Direction
Each record below should appear again exactly as written.

__________

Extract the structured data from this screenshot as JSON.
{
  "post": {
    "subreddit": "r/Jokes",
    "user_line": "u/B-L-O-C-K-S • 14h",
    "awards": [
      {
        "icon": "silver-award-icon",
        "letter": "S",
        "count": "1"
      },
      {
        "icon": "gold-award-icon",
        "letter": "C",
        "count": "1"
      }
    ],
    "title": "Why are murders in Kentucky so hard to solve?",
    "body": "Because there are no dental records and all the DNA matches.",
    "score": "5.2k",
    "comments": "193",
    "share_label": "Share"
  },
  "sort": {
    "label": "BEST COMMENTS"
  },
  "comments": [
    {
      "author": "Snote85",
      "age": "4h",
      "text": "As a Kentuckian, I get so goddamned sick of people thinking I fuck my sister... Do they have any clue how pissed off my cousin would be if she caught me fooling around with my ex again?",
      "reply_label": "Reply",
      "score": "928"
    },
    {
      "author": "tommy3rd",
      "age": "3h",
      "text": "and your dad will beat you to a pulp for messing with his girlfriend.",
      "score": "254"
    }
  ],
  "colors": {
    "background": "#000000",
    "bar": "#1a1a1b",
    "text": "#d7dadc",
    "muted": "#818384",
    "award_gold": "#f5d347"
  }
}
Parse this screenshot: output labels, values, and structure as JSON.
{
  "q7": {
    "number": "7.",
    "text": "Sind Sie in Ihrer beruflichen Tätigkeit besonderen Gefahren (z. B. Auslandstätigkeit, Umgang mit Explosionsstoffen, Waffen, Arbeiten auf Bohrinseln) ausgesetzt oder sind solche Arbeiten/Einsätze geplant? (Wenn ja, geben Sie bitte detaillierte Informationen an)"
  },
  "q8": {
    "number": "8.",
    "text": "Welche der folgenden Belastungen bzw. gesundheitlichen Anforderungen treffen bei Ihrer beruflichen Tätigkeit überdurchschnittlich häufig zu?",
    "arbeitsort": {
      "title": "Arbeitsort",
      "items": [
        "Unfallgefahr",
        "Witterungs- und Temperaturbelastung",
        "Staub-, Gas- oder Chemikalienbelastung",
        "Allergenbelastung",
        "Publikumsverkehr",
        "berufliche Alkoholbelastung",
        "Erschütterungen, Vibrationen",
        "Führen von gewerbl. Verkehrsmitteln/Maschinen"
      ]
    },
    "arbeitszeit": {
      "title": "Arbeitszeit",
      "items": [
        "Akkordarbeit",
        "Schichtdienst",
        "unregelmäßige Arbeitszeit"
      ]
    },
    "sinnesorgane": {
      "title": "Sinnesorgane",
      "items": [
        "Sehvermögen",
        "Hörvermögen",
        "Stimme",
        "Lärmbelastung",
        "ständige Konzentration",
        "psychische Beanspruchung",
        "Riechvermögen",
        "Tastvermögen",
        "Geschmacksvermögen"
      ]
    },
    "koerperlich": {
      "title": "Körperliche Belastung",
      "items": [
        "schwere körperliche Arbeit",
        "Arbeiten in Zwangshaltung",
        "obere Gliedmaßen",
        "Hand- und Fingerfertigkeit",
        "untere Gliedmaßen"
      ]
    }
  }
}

__________

Solution
Extract the structured data from this screenshot as JSON.
{
  "post": {
    "subreddit": "r/Jokes",
    "user_line": "u/B-L-O-C-K-S • 14h",
    "awards": [
      {
        "icon": "silver-award-icon",
        "letter": "S",
        "count": "1"
      },
      {
        "icon": "gold-award-icon",
        "letter": "C",
        "count": "1"
      }
    ],
    "title": "Why are murders in Kentucky so hard to solve?",
    "body": "Because there are no dental records and all the DNA matches.",
    "score": "5.2k",
    "comments": "193",
    "share_label": "Share"
  },
  "sort": {
    "label": "BEST COMMENTS"
  },
  "comments": [
    {
      "author": "Snote85",
      "age": "4h",
      "text": "As a Kentuckian, I get so goddamned sick of people thinking I fuck my sister... Do they have any clue how pissed off my cousin would be if she caught me fooling around with my ex again?",
      "reply_label": "Reply",
      "score": "928"
    },
    {
      "author": "tommy3rd",
      "age": "3h",
      "text": "and your dad will beat you to a pulp for messing with his girlfriend.",
      "score": "254"
    }
  ],
  "colors": {
    "background": "#000000",
    "bar": "#1a1a1b",
    "text": "#d7dadc",
    "muted": "#818384",
    "award_gold": "#f5d347"
  }
}
Parse this screenshot: output labels, values, and structure as JSON.
{
  "q7": {
    "number": "7.",
    "text": "Sind Sie in Ihrer beruflichen Tätigkeit besonderen Gefahren (z. B. Auslandstätigkeit, Umgang mit Explosionsstoffen, Waffen, Arbeiten auf Bohrinseln) ausgesetzt oder sind solche Arbeiten/Einsätze geplant? (Wenn ja, geben Sie bitte detaillierte Informationen an)"
  },
  "q8": {
    "number": "8.",
    "text": "Welche der folgenden Belastungen bzw. gesundheitlichen Anforderungen treffen bei Ihrer beruflichen Tätigkeit überdurchschnittlich häufig zu?",
    "arbeitsort": {
      "title": "Arbeitsort",
      "items": [
        "Unfallgefahr",
        "Witterungs- und Temperaturbelastung",
        "Staub-, Gas- oder Chemikalienbelastung",
        "Allergenbelastung",
        "Publikumsverkehr",
        "berufliche Alkoholbelastung",
        "Erschütterungen, Vibrationen",
        "Führen von gewerbl. Verkehrsmitteln/Maschinen"
      ]
    },
    "arbeitszeit": {
      "title": "Arbeitszeit",
      "items": [
        "Akkordarbeit",
        "Schichtdienst",
        "unregelmäßige Arbeitszeit"
      ]
    },
    "sinnesorgane": {
      "title": "Sinnesorgane",
      "items": [
        "Sehvermögen",
        "Hörvermögen",
        "Stimme",
        "Lärmbelastung",
        "ständige Konzentration",
        "psychische Beanspruchung",
        "Riechvermögen",
        "Tastvermögen",
        "Geschmacksvermögen"
      ]
    },
    "koerperlich": {
      "title": "Körperliche Belastung",
      "items": [
        "schwere körperliche Arbeit",
        "Arbeiten in Zwangshaltung",
        "obere Gliedmaßen",
        "Hand- und Fingerfertigkeit",
        "untere Gliedmaßen"
      ]
    }
  }
}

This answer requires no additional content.